[start of DATA RECORDS]

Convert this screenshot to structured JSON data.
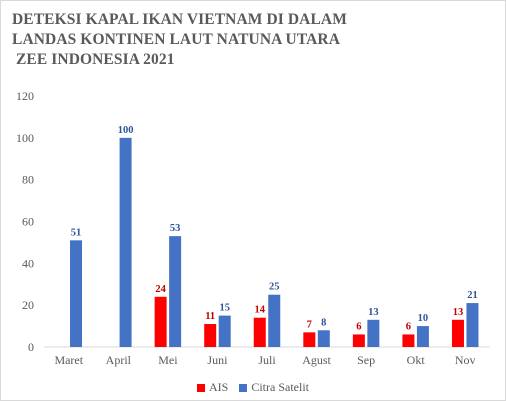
{
  "chart_data": {
    "type": "bar",
    "title_lines": [
      "DETEKSI KAPAL IKAN VIETNAM DI DALAM",
      "LANDAS KONTINEN LAUT NATUNA UTARA",
      " ZEE INDONESIA 2021"
    ],
    "categories": [
      "Maret",
      "April",
      "Mei",
      "Juni",
      "Juli",
      "Agust",
      "Sep",
      "Okt",
      "Nov"
    ],
    "series": [
      {
        "name": "AIS",
        "color": "#ff0000",
        "values": [
          null,
          null,
          24,
          11,
          14,
          7,
          6,
          6,
          13
        ]
      },
      {
        "name": "Citra Satelit",
        "color": "#4472c4",
        "values": [
          51,
          100,
          53,
          15,
          25,
          8,
          13,
          10,
          21
        ]
      }
    ],
    "yticks": [
      "0",
      "20",
      "40",
      "60",
      "80",
      "100",
      "120"
    ],
    "ylim": [
      0,
      120
    ],
    "xlabel": "",
    "ylabel": "",
    "grid": false,
    "legend_position": "bottom"
  }
}
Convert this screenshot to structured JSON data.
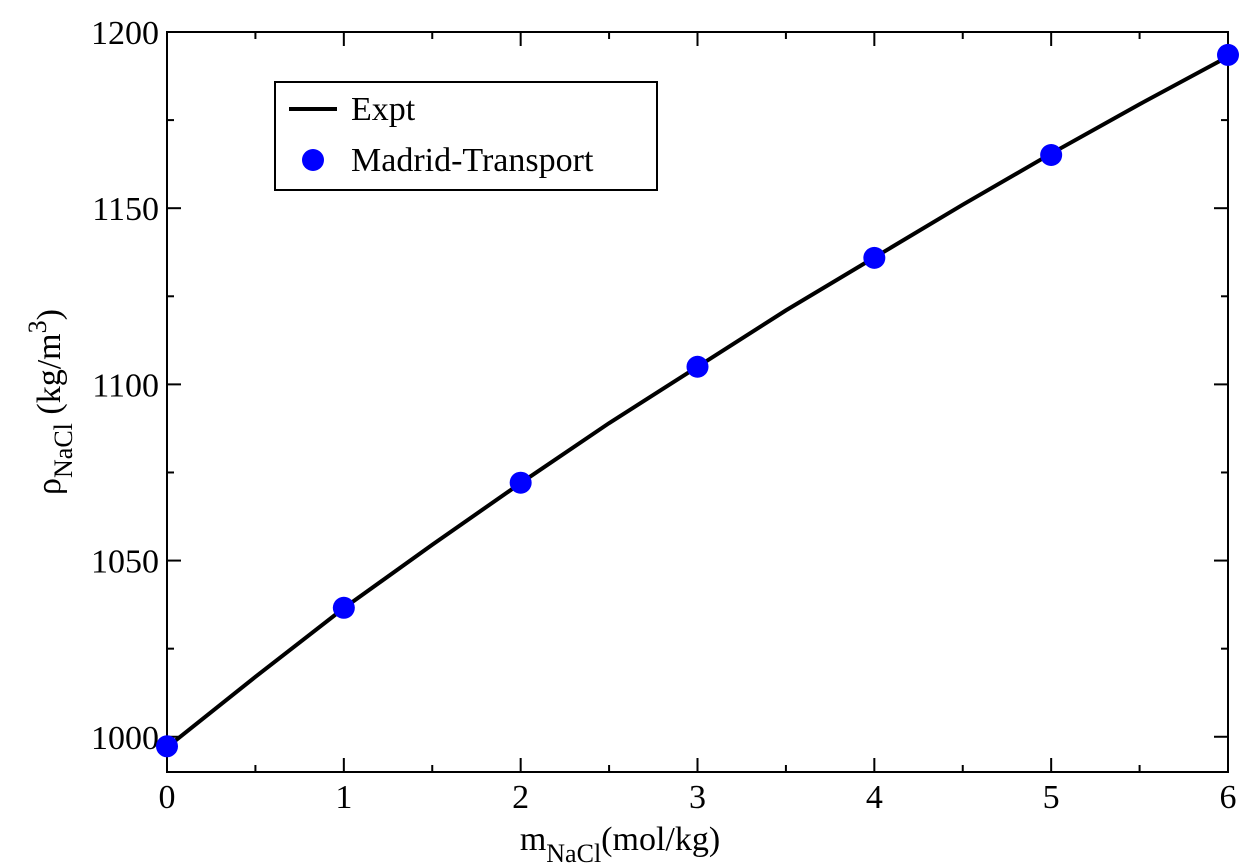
{
  "chart_data": {
    "type": "line",
    "xlabel": {
      "main": "m",
      "sub": "NaCl",
      "rest": "(mol/kg)"
    },
    "ylabel": {
      "main": "ρ",
      "sub": "NaCl",
      "rest": " (kg/m",
      "sup": "3",
      "end": ")"
    },
    "xlim": [
      0,
      6
    ],
    "xticks": [
      0,
      1,
      2,
      3,
      4,
      5,
      6
    ],
    "xminorticks": [
      0.5,
      1.5,
      2.5,
      3.5,
      4.5,
      5.5
    ],
    "ylim": [
      990,
      1200
    ],
    "yticks": [
      1000,
      1050,
      1100,
      1150,
      1200
    ],
    "yminorticks": [
      1025,
      1075,
      1125,
      1175
    ],
    "grid": false,
    "legend": "upper left",
    "series": [
      {
        "name": "Expt",
        "type": "line",
        "color": "#000000",
        "x": [
          0,
          0.5,
          1,
          1.5,
          2,
          2.5,
          3,
          3.5,
          4,
          4.5,
          5,
          5.5,
          6
        ],
        "values": [
          997,
          1017,
          1036.5,
          1054.5,
          1072,
          1089,
          1105,
          1121,
          1136,
          1151,
          1165.5,
          1179.5,
          1193
        ]
      },
      {
        "name": "Madrid-Transport",
        "type": "scatter",
        "color": "#0000ff",
        "x": [
          0,
          1,
          2,
          3,
          4,
          5,
          6
        ],
        "values": [
          997.3,
          1036.6,
          1072.1,
          1105,
          1135.9,
          1165.1,
          1193.5
        ]
      }
    ]
  }
}
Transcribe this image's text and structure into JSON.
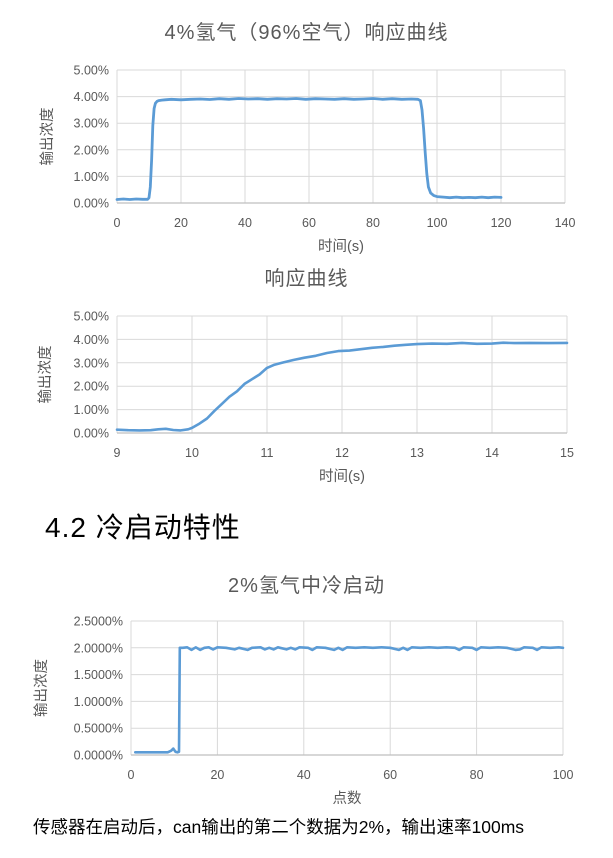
{
  "document": {
    "section_heading": "4.2 冷启动特性",
    "body_text": "传感器在启动后，can输出的第二个数据为2%，输出速率100ms"
  },
  "colors": {
    "line": "#5B9BD5",
    "gridline": "#D9D9D9",
    "axis_line": "#BFBFBF",
    "tick_text": "#595959",
    "title_text": "#595959",
    "body_text": "#000000"
  },
  "chart_data": [
    {
      "type": "line",
      "title": "4%氢气（96%空气）响应曲线",
      "xlabel": "时间(s)",
      "ylabel": "输出浓度",
      "xlim": [
        0,
        140
      ],
      "ylim": [
        0,
        5
      ],
      "grid": true,
      "legend": "none",
      "x_ticks": [
        {
          "v": 0,
          "label": "0"
        },
        {
          "v": 20,
          "label": "20"
        },
        {
          "v": 40,
          "label": "40"
        },
        {
          "v": 60,
          "label": "60"
        },
        {
          "v": 80,
          "label": "80"
        },
        {
          "v": 100,
          "label": "100"
        },
        {
          "v": 120,
          "label": "120"
        },
        {
          "v": 140,
          "label": "140"
        }
      ],
      "y_ticks": [
        {
          "v": 0,
          "label": "0.00%"
        },
        {
          "v": 1,
          "label": "1.00%"
        },
        {
          "v": 2,
          "label": "2.00%"
        },
        {
          "v": 3,
          "label": "3.00%"
        },
        {
          "v": 4,
          "label": "4.00%"
        },
        {
          "v": 5,
          "label": "5.00%"
        }
      ],
      "series": [
        {
          "name": "response-4pct-hydrogen",
          "points": [
            [
              0,
              0.13
            ],
            [
              2,
              0.15
            ],
            [
              4,
              0.13
            ],
            [
              6,
              0.15
            ],
            [
              8,
              0.14
            ],
            [
              9.6,
              0.14
            ],
            [
              10,
              0.2
            ],
            [
              10.4,
              0.6
            ],
            [
              10.8,
              1.6
            ],
            [
              11.2,
              2.9
            ],
            [
              11.6,
              3.55
            ],
            [
              12,
              3.75
            ],
            [
              12.5,
              3.82
            ],
            [
              13,
              3.85
            ],
            [
              14,
              3.87
            ],
            [
              15,
              3.88
            ],
            [
              17,
              3.9
            ],
            [
              20,
              3.88
            ],
            [
              23,
              3.9
            ],
            [
              26,
              3.91
            ],
            [
              29,
              3.89
            ],
            [
              32,
              3.92
            ],
            [
              35,
              3.9
            ],
            [
              38,
              3.93
            ],
            [
              41,
              3.91
            ],
            [
              44,
              3.92
            ],
            [
              47,
              3.9
            ],
            [
              50,
              3.92
            ],
            [
              53,
              3.91
            ],
            [
              56,
              3.93
            ],
            [
              59,
              3.9
            ],
            [
              62,
              3.92
            ],
            [
              65,
              3.91
            ],
            [
              68,
              3.9
            ],
            [
              71,
              3.92
            ],
            [
              74,
              3.9
            ],
            [
              77,
              3.91
            ],
            [
              80,
              3.93
            ],
            [
              83,
              3.9
            ],
            [
              86,
              3.92
            ],
            [
              89,
              3.9
            ],
            [
              92,
              3.91
            ],
            [
              94,
              3.9
            ],
            [
              94.8,
              3.85
            ],
            [
              95.3,
              3.5
            ],
            [
              95.8,
              2.8
            ],
            [
              96.3,
              1.9
            ],
            [
              96.8,
              1.1
            ],
            [
              97.3,
              0.6
            ],
            [
              98,
              0.38
            ],
            [
              99,
              0.28
            ],
            [
              100,
              0.24
            ],
            [
              102,
              0.22
            ],
            [
              104,
              0.2
            ],
            [
              106,
              0.22
            ],
            [
              108,
              0.2
            ],
            [
              110,
              0.21
            ],
            [
              112,
              0.2
            ],
            [
              114,
              0.22
            ],
            [
              116,
              0.2
            ],
            [
              118,
              0.22
            ],
            [
              120,
              0.21
            ]
          ]
        }
      ]
    },
    {
      "type": "line",
      "title": "响应曲线",
      "xlabel": "时间(s)",
      "ylabel": "输出浓度",
      "xlim": [
        9,
        15
      ],
      "ylim": [
        0,
        5
      ],
      "grid": true,
      "legend": "none",
      "x_ticks": [
        {
          "v": 9,
          "label": "9"
        },
        {
          "v": 10,
          "label": "10"
        },
        {
          "v": 11,
          "label": "11"
        },
        {
          "v": 12,
          "label": "12"
        },
        {
          "v": 13,
          "label": "13"
        },
        {
          "v": 14,
          "label": "14"
        },
        {
          "v": 15,
          "label": "15"
        }
      ],
      "y_ticks": [
        {
          "v": 0,
          "label": "0.00%"
        },
        {
          "v": 1,
          "label": "1.00%"
        },
        {
          "v": 2,
          "label": "2.00%"
        },
        {
          "v": 3,
          "label": "3.00%"
        },
        {
          "v": 4,
          "label": "4.00%"
        },
        {
          "v": 5,
          "label": "5.00%"
        }
      ],
      "series": [
        {
          "name": "response-rise-detail",
          "points": [
            [
              9,
              0.14
            ],
            [
              9.15,
              0.12
            ],
            [
              9.3,
              0.11
            ],
            [
              9.45,
              0.12
            ],
            [
              9.55,
              0.16
            ],
            [
              9.65,
              0.18
            ],
            [
              9.75,
              0.13
            ],
            [
              9.85,
              0.11
            ],
            [
              9.95,
              0.16
            ],
            [
              10,
              0.22
            ],
            [
              10.1,
              0.4
            ],
            [
              10.2,
              0.62
            ],
            [
              10.3,
              0.95
            ],
            [
              10.4,
              1.25
            ],
            [
              10.5,
              1.55
            ],
            [
              10.6,
              1.78
            ],
            [
              10.7,
              2.1
            ],
            [
              10.8,
              2.3
            ],
            [
              10.9,
              2.5
            ],
            [
              11,
              2.78
            ],
            [
              11.1,
              2.92
            ],
            [
              11.2,
              3.0
            ],
            [
              11.35,
              3.12
            ],
            [
              11.5,
              3.22
            ],
            [
              11.65,
              3.3
            ],
            [
              11.8,
              3.42
            ],
            [
              11.95,
              3.5
            ],
            [
              12.1,
              3.52
            ],
            [
              12.25,
              3.58
            ],
            [
              12.4,
              3.64
            ],
            [
              12.55,
              3.68
            ],
            [
              12.7,
              3.73
            ],
            [
              12.85,
              3.77
            ],
            [
              13,
              3.8
            ],
            [
              13.2,
              3.82
            ],
            [
              13.4,
              3.81
            ],
            [
              13.6,
              3.85
            ],
            [
              13.8,
              3.81
            ],
            [
              14,
              3.82
            ],
            [
              14.15,
              3.86
            ],
            [
              14.3,
              3.84
            ],
            [
              14.5,
              3.85
            ],
            [
              14.75,
              3.84
            ],
            [
              15,
              3.85
            ]
          ]
        }
      ]
    },
    {
      "type": "line",
      "title": "2%氢气中冷启动",
      "xlabel": "点数",
      "ylabel": "输出浓度",
      "xlim": [
        0,
        100
      ],
      "ylim": [
        0,
        2.5
      ],
      "grid": true,
      "legend": "none",
      "x_ticks": [
        {
          "v": 0,
          "label": "0"
        },
        {
          "v": 20,
          "label": "20"
        },
        {
          "v": 40,
          "label": "40"
        },
        {
          "v": 60,
          "label": "60"
        },
        {
          "v": 80,
          "label": "80"
        },
        {
          "v": 100,
          "label": "100"
        }
      ],
      "y_ticks": [
        {
          "v": 0,
          "label": "0.0000%"
        },
        {
          "v": 0.5,
          "label": "0.5000%"
        },
        {
          "v": 1,
          "label": "1.0000%"
        },
        {
          "v": 1.5,
          "label": "1.5000%"
        },
        {
          "v": 2,
          "label": "2.0000%"
        },
        {
          "v": 2.5,
          "label": "2.5000%"
        }
      ],
      "series": [
        {
          "name": "cold-start-2pct",
          "points": [
            [
              1,
              0.05
            ],
            [
              3,
              0.05
            ],
            [
              5,
              0.05
            ],
            [
              7,
              0.05
            ],
            [
              8.5,
              0.05
            ],
            [
              9.3,
              0.08
            ],
            [
              9.8,
              0.12
            ],
            [
              10.3,
              0.06
            ],
            [
              10.8,
              0.05
            ],
            [
              11.1,
              0.06
            ],
            [
              11.3,
              2.0
            ],
            [
              12,
              2.0
            ],
            [
              13,
              2.01
            ],
            [
              14,
              1.96
            ],
            [
              15,
              2.01
            ],
            [
              16,
              1.96
            ],
            [
              17,
              2.0
            ],
            [
              18,
              2.01
            ],
            [
              19,
              1.97
            ],
            [
              20,
              2.01
            ],
            [
              22,
              2.0
            ],
            [
              24,
              1.97
            ],
            [
              25,
              2.0
            ],
            [
              27,
              1.96
            ],
            [
              28,
              2.0
            ],
            [
              30,
              2.01
            ],
            [
              31,
              1.97
            ],
            [
              32,
              2.0
            ],
            [
              33,
              1.97
            ],
            [
              34,
              2.01
            ],
            [
              36,
              1.97
            ],
            [
              37,
              2.0
            ],
            [
              38,
              1.97
            ],
            [
              39,
              2.01
            ],
            [
              41,
              2.0
            ],
            [
              42,
              1.96
            ],
            [
              43,
              2.01
            ],
            [
              45,
              2.0
            ],
            [
              47,
              1.96
            ],
            [
              48,
              2.0
            ],
            [
              49,
              1.96
            ],
            [
              50,
              2.01
            ],
            [
              52,
              2.0
            ],
            [
              54,
              2.01
            ],
            [
              56,
              2.0
            ],
            [
              58,
              2.01
            ],
            [
              60,
              2.0
            ],
            [
              62,
              1.96
            ],
            [
              63,
              2.0
            ],
            [
              64,
              1.96
            ],
            [
              65,
              2.01
            ],
            [
              67,
              2.0
            ],
            [
              69,
              2.01
            ],
            [
              71,
              2.0
            ],
            [
              73,
              2.01
            ],
            [
              75,
              2.0
            ],
            [
              76,
              1.96
            ],
            [
              77,
              2.01
            ],
            [
              79,
              2.0
            ],
            [
              80,
              1.96
            ],
            [
              81,
              2.01
            ],
            [
              83,
              2.0
            ],
            [
              85,
              2.01
            ],
            [
              87,
              2.0
            ],
            [
              89,
              1.96
            ],
            [
              90,
              1.97
            ],
            [
              91,
              2.01
            ],
            [
              93,
              2.0
            ],
            [
              94,
              1.96
            ],
            [
              95,
              2.01
            ],
            [
              97,
              2.0
            ],
            [
              99,
              2.01
            ],
            [
              100,
              2.0
            ]
          ]
        }
      ]
    }
  ]
}
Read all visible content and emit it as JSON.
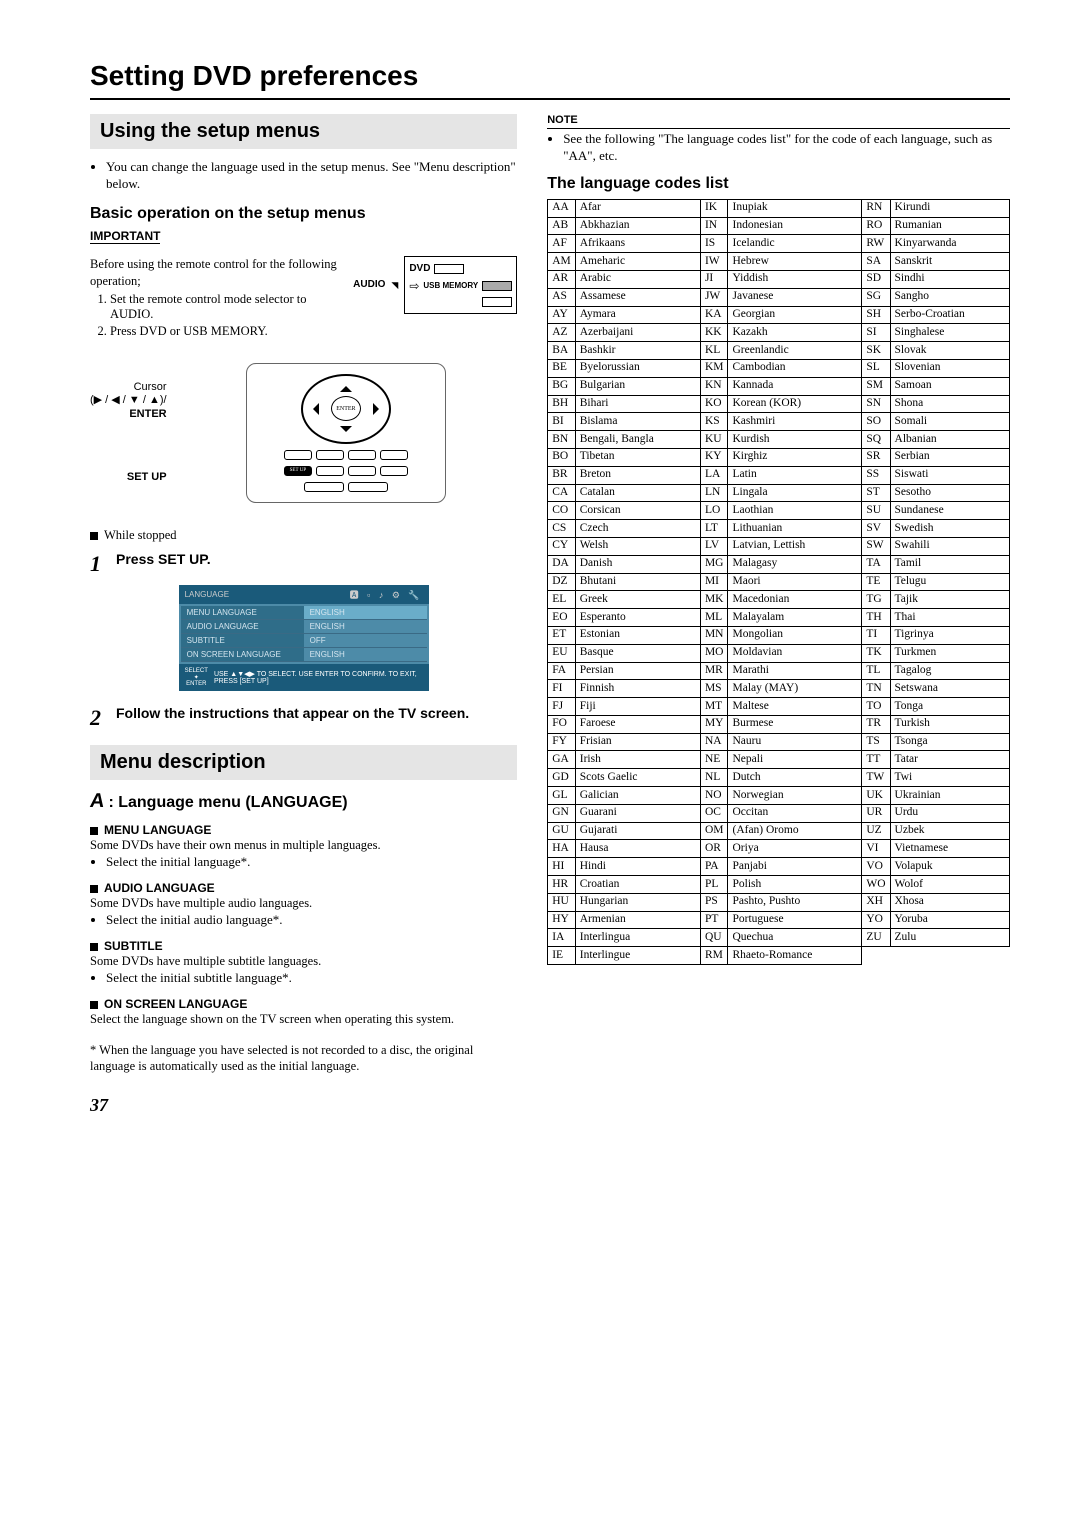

[end of DATA RECORDS]

■ WRITTEN REQUEST
Find every line in the records above that holds the word "JSON", and copy each one.

■ WRITTEN RESPONSE
Convert this screenshot to structured JSON data.
Convert this screenshot to structured JSON data.
Transcribe this image's text and structure into JSON.
Read all visible content and emit it as JSON.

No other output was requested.